In the material below, find every line with "Rivières" and pull it out.

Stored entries
========================================================================

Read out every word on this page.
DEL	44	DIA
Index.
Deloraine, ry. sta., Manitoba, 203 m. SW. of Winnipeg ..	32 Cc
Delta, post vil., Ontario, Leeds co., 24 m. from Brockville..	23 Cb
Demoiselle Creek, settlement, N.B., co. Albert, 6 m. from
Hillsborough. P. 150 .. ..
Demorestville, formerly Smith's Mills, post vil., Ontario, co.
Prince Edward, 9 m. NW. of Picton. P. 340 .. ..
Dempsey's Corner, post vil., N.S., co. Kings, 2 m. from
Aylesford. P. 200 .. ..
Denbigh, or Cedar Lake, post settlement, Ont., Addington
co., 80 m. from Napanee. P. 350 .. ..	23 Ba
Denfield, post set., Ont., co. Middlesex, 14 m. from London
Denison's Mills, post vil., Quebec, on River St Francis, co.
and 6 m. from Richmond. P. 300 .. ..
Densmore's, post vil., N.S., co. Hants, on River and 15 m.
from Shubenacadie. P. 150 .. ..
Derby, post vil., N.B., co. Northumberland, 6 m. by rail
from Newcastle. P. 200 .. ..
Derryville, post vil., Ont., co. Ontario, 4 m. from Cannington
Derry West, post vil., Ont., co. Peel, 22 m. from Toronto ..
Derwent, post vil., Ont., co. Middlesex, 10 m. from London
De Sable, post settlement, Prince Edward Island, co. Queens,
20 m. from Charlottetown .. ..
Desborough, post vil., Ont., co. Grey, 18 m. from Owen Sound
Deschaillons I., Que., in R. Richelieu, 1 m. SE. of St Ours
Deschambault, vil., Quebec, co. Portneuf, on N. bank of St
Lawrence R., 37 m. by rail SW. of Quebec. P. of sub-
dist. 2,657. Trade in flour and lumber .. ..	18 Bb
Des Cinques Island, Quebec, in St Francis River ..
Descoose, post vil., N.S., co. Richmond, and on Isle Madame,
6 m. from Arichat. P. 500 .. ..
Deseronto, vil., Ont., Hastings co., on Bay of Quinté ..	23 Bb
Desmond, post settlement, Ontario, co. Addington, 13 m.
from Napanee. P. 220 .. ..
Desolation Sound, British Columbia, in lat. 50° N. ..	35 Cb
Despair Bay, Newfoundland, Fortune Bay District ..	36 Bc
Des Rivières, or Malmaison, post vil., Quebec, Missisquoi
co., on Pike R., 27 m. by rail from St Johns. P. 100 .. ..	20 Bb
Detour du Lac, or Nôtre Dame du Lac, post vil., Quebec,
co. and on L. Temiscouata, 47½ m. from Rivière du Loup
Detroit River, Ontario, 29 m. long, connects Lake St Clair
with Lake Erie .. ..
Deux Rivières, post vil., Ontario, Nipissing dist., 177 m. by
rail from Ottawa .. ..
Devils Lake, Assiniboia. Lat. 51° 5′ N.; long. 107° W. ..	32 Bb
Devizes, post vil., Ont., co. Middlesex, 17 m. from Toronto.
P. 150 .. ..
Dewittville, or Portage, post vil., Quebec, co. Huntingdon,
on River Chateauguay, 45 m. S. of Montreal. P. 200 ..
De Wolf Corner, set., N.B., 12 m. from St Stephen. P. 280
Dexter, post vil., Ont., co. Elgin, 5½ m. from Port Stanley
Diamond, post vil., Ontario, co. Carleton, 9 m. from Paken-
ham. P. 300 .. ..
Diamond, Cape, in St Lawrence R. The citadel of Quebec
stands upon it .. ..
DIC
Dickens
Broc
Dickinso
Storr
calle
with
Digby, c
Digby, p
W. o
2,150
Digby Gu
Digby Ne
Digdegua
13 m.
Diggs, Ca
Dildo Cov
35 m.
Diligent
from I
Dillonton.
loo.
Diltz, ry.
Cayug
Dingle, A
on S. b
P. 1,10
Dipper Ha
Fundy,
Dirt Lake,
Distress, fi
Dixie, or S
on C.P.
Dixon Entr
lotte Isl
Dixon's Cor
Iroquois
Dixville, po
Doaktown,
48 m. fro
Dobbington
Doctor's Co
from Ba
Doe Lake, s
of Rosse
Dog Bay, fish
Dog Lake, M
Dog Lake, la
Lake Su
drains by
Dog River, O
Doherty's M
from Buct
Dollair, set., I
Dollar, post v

========================================================================

→ Answer below
Des Rivières, or Malmaison, post vil., Quebec, Missisquoi
Deux Rivières, post vil., Ontario, Nipissing dist., 177 m. by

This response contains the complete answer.